[Begin Supplied records]

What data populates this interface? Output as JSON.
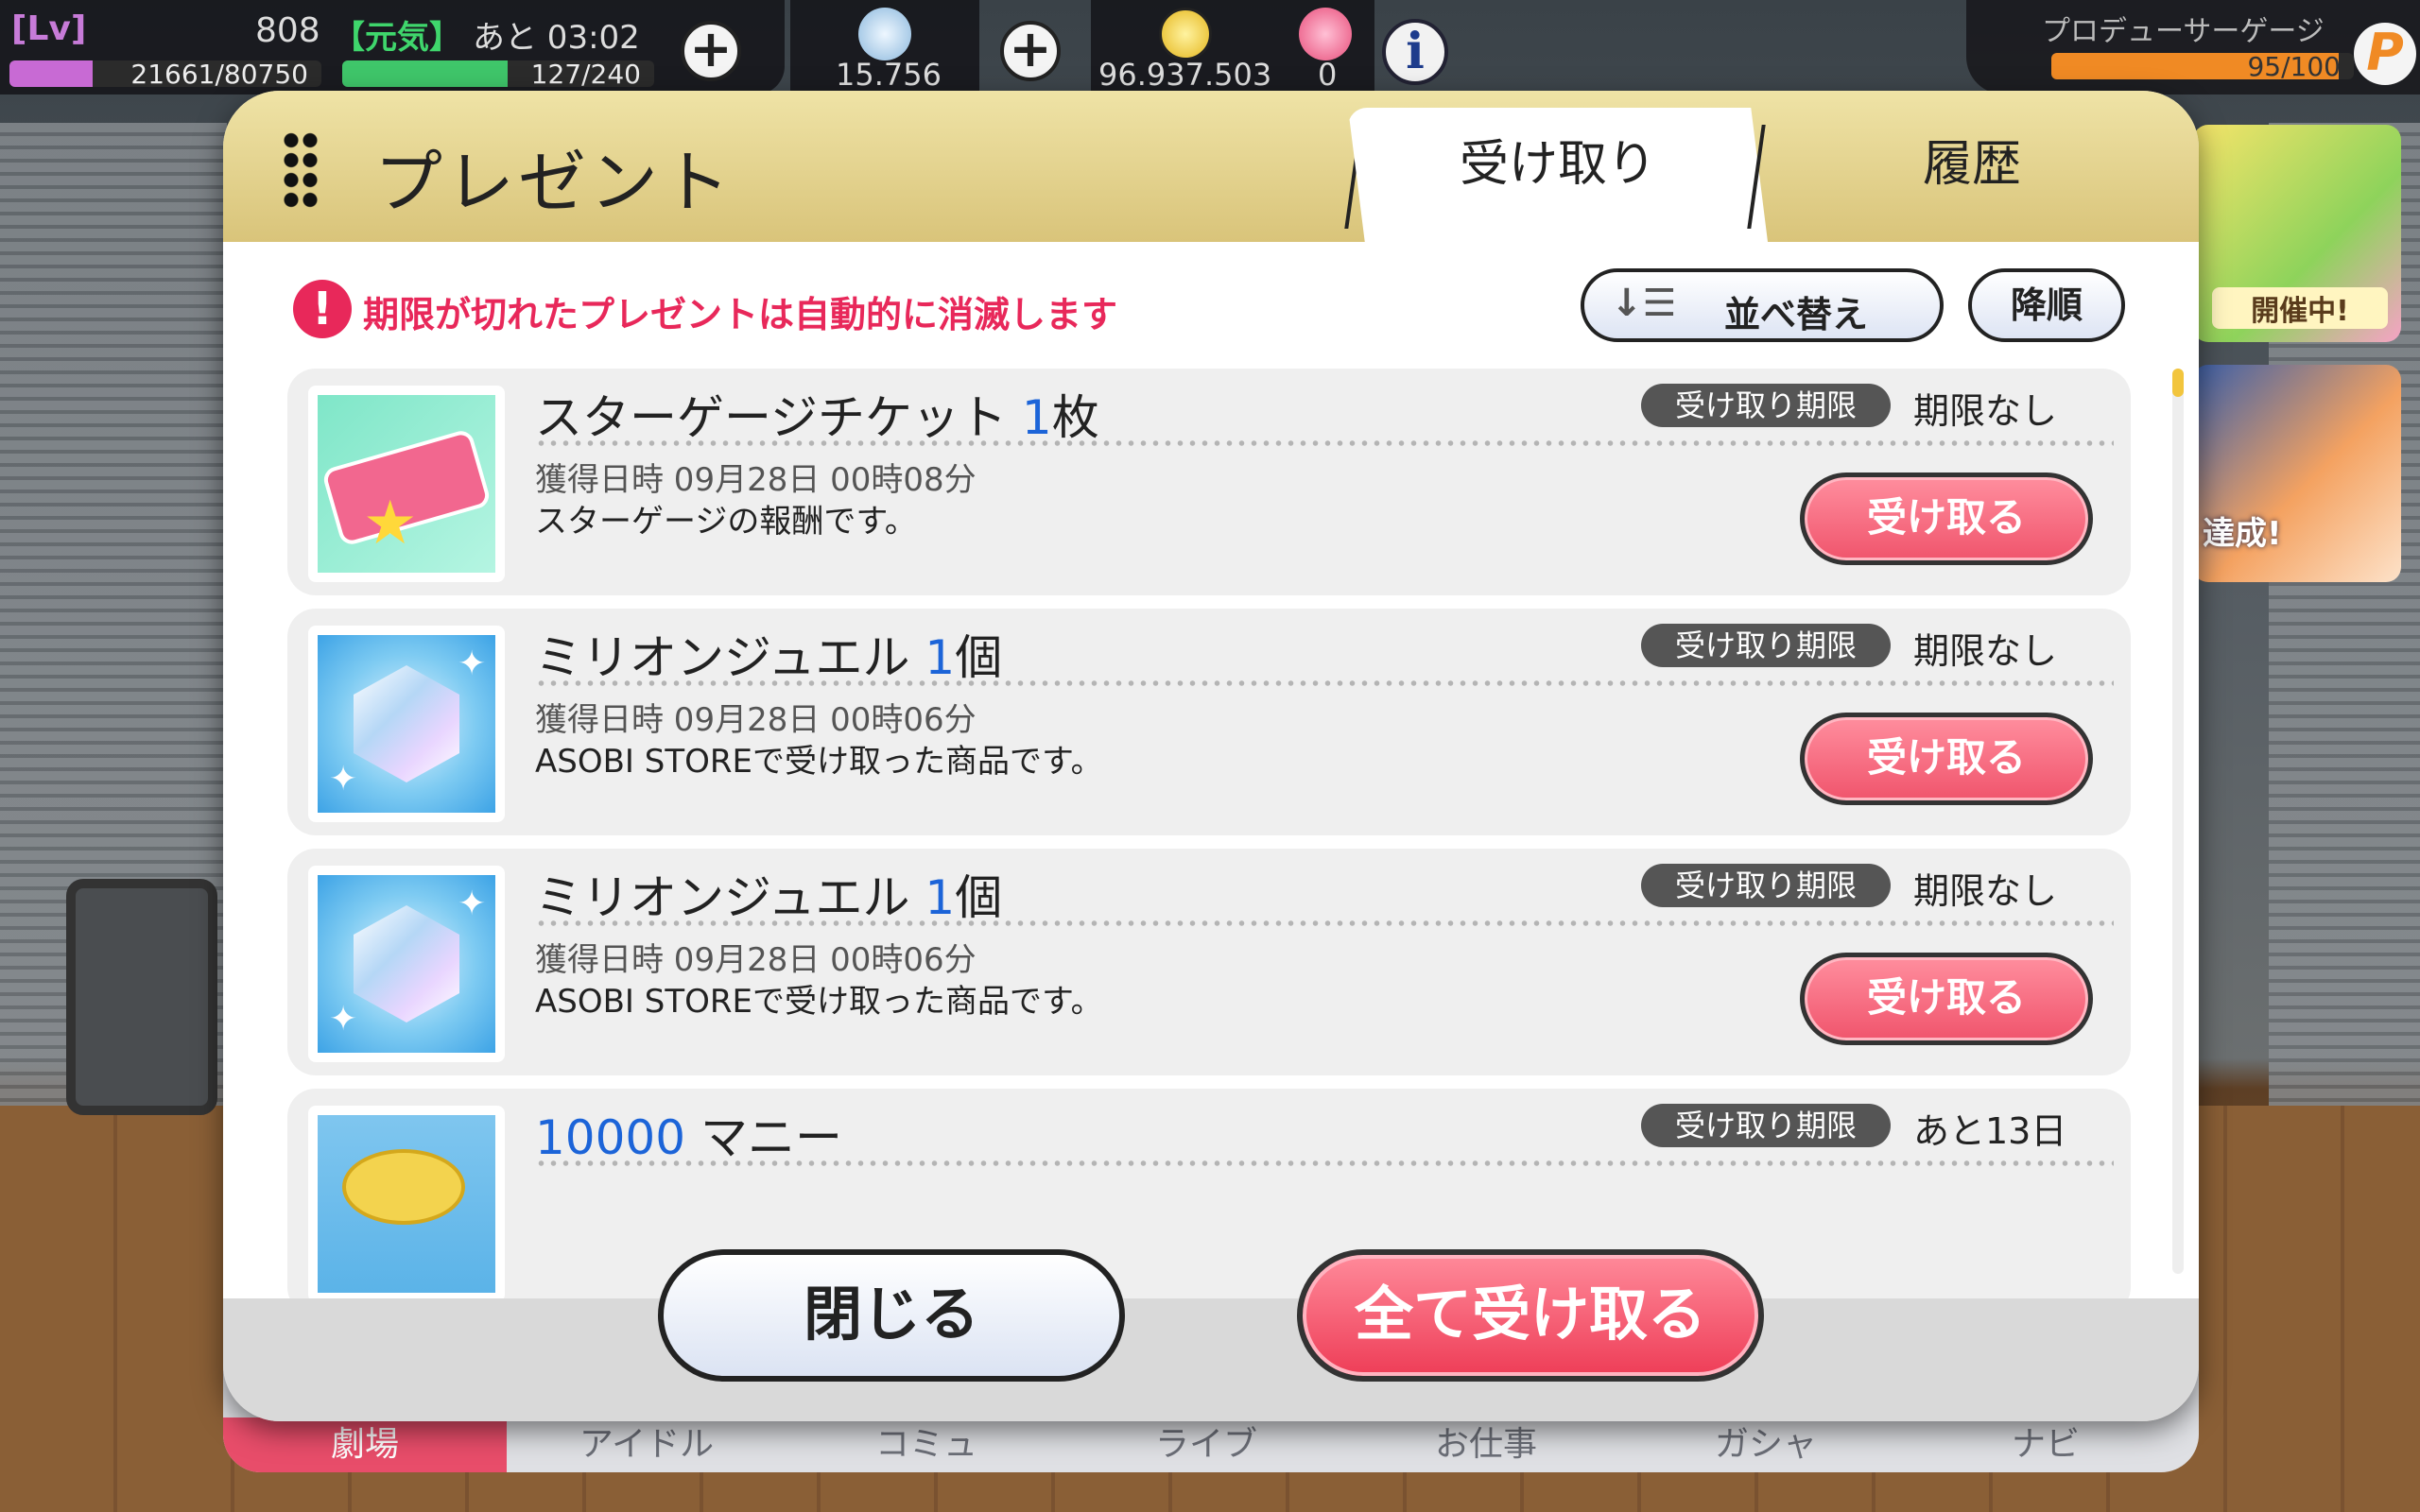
{
  "topbar": {
    "level_label": "[Lv]",
    "level": "808",
    "exp": "21661/80750",
    "exp_fraction": 0.268,
    "stamina_label": "【元気】",
    "stamina_time": "あと 03:02",
    "stamina": "127/240",
    "stamina_fraction": 0.529,
    "jewels": "15.756",
    "money": "96.937.503",
    "tickets": "0",
    "producer_gauge_label": "プロデューサーゲージ",
    "producer_gauge": "95/100",
    "producer_gauge_fraction": 0.95,
    "p_icon": "P",
    "info_icon": "i",
    "plus": "+",
    "colors": {
      "exp": "#c86ad4",
      "stamina": "#3fc66a",
      "producer": "#f08a24"
    }
  },
  "banners": [
    {
      "text": "開催中!"
    },
    {
      "text": "達成!"
    }
  ],
  "modal": {
    "title": "プレゼント",
    "tabs": [
      {
        "label": "受け取り",
        "active": true
      },
      {
        "label": "履歴",
        "active": false
      }
    ],
    "notice_icon": "!",
    "notice": "期限が切れたプレゼントは自動的に消滅します",
    "sort_icon": "↓☰",
    "sort_label": "並べ替え",
    "order_label": "降順",
    "deadline_label": "受け取り期限",
    "receive_label": "受け取る",
    "items": [
      {
        "name": "スターゲージチケット",
        "qty": "1",
        "unit": "枚",
        "deadline": "期限なし",
        "acquired": "獲得日時 09月28日 00時08分",
        "desc": "スターゲージの報酬です。",
        "icon": "ticket-icon"
      },
      {
        "name": "ミリオンジュエル",
        "qty": "1",
        "unit": "個",
        "deadline": "期限なし",
        "acquired": "獲得日時 09月28日 00時06分",
        "desc": "ASOBI STOREで受け取った商品です。",
        "icon": "jewel-icon"
      },
      {
        "name": "ミリオンジュエル",
        "qty": "1",
        "unit": "個",
        "deadline": "期限なし",
        "acquired": "獲得日時 09月28日 00時06分",
        "desc": "ASOBI STOREで受け取った商品です。",
        "icon": "jewel-icon"
      },
      {
        "name": "マニー",
        "qty": "10000",
        "unit": "",
        "deadline": "あと13日",
        "icon": "coin-icon"
      }
    ],
    "close_label": "閉じる",
    "receive_all_label": "全て受け取る"
  },
  "nav": [
    {
      "label": "劇場",
      "active": true
    },
    {
      "label": "アイドル"
    },
    {
      "label": "コミュ"
    },
    {
      "label": "ライブ"
    },
    {
      "label": "お仕事"
    },
    {
      "label": "ガシャ"
    },
    {
      "label": "ナビ"
    }
  ]
}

[End Supplied records]

What is needed: From the entries above, output every line exactly and omit any image.

Problem solution:
What data populates this interface? Output as JSON.
{
  "topbar": {
    "level_label": "[Lv]",
    "level": "808",
    "exp": "21661/80750",
    "exp_fraction": 0.268,
    "stamina_label": "【元気】",
    "stamina_time": "あと 03:02",
    "stamina": "127/240",
    "stamina_fraction": 0.529,
    "jewels": "15.756",
    "money": "96.937.503",
    "tickets": "0",
    "producer_gauge_label": "プロデューサーゲージ",
    "producer_gauge": "95/100",
    "producer_gauge_fraction": 0.95,
    "p_icon": "P",
    "info_icon": "i",
    "plus": "+",
    "colors": {
      "exp": "#c86ad4",
      "stamina": "#3fc66a",
      "producer": "#f08a24"
    }
  },
  "banners": [
    {
      "text": "開催中!"
    },
    {
      "text": "達成!"
    }
  ],
  "modal": {
    "title": "プレゼント",
    "tabs": [
      {
        "label": "受け取り",
        "active": true
      },
      {
        "label": "履歴",
        "active": false
      }
    ],
    "notice_icon": "!",
    "notice": "期限が切れたプレゼントは自動的に消滅します",
    "sort_icon": "↓☰",
    "sort_label": "並べ替え",
    "order_label": "降順",
    "deadline_label": "受け取り期限",
    "receive_label": "受け取る",
    "items": [
      {
        "name": "スターゲージチケット",
        "qty": "1",
        "unit": "枚",
        "deadline": "期限なし",
        "acquired": "獲得日時 09月28日 00時08分",
        "desc": "スターゲージの報酬です。",
        "icon": "ticket-icon"
      },
      {
        "name": "ミリオンジュエル",
        "qty": "1",
        "unit": "個",
        "deadline": "期限なし",
        "acquired": "獲得日時 09月28日 00時06分",
        "desc": "ASOBI STOREで受け取った商品です。",
        "icon": "jewel-icon"
      },
      {
        "name": "ミリオンジュエル",
        "qty": "1",
        "unit": "個",
        "deadline": "期限なし",
        "acquired": "獲得日時 09月28日 00時06分",
        "desc": "ASOBI STOREで受け取った商品です。",
        "icon": "jewel-icon"
      },
      {
        "name": "マニー",
        "qty": "10000",
        "unit": "",
        "deadline": "あと13日",
        "icon": "coin-icon"
      }
    ],
    "close_label": "閉じる",
    "receive_all_label": "全て受け取る"
  },
  "nav": [
    {
      "label": "劇場",
      "active": true
    },
    {
      "label": "アイドル"
    },
    {
      "label": "コミュ"
    },
    {
      "label": "ライブ"
    },
    {
      "label": "お仕事"
    },
    {
      "label": "ガシャ"
    },
    {
      "label": "ナビ"
    }
  ]
}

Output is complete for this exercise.